• _THE PROBLEM_
Where a line below holds the string "Таким", copy that line.

◆ ◆ ◆ ◆ ◆

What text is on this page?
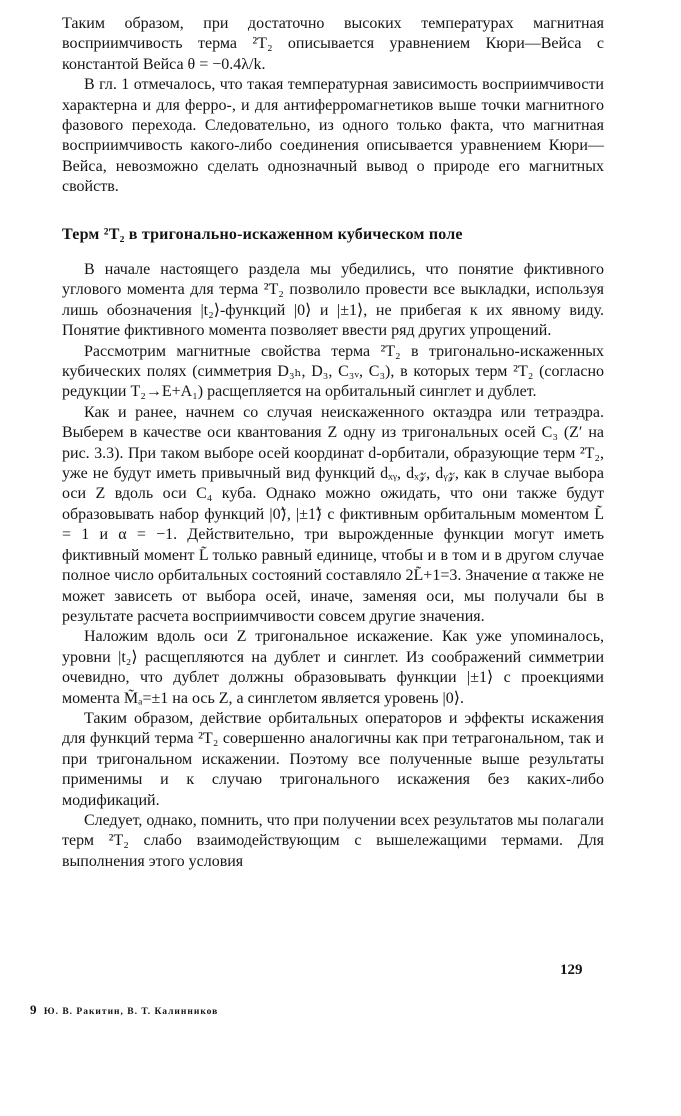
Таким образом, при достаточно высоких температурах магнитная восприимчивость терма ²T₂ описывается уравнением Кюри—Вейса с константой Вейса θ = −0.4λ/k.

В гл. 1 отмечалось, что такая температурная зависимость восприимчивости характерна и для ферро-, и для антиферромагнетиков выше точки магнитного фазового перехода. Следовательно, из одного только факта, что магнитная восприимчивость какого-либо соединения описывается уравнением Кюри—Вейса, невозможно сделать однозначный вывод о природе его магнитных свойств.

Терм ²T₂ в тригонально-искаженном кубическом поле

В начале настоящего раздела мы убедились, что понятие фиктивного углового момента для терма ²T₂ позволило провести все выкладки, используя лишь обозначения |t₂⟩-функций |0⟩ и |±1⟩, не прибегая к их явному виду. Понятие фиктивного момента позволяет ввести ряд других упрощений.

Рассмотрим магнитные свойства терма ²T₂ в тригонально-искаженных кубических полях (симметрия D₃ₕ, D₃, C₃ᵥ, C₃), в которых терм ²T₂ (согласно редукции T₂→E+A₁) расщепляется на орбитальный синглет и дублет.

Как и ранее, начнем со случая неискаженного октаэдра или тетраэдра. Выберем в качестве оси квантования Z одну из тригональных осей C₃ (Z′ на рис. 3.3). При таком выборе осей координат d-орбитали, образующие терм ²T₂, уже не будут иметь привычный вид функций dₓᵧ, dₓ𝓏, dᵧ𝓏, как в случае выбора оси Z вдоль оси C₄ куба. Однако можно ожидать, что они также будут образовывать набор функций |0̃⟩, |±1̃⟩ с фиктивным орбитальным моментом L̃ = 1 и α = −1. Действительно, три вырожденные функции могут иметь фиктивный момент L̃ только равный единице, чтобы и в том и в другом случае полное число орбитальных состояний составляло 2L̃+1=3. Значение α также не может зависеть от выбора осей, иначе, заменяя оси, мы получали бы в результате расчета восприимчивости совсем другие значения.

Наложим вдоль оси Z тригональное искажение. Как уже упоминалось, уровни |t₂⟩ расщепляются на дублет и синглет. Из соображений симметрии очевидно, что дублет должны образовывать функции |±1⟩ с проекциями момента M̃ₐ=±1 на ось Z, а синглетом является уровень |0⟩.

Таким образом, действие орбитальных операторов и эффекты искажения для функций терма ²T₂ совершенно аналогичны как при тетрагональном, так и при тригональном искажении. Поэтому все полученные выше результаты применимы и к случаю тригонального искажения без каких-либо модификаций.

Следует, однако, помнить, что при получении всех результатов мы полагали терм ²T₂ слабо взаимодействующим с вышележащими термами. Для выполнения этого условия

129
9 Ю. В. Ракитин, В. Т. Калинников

◆ ◆ ◆ ◆ ◆

• _SOLUTION TO THIS EXERCISE_
Таким образом, при достаточно высоких температурах магнитная восприимчивость терма ²T₂ описывается уравнением Кюри—Вейса с константой Вейса θ = −0.4λ/k.
Таким образом, действие орбитальных операторов и эффекты искажения для функций терма ²T₂ совершенно аналогичны как при тетрагональном, так и при тригональном искажении. Поэтому все полученные выше результаты применимы и к случаю тригонального искажения без каких-либо модификаций.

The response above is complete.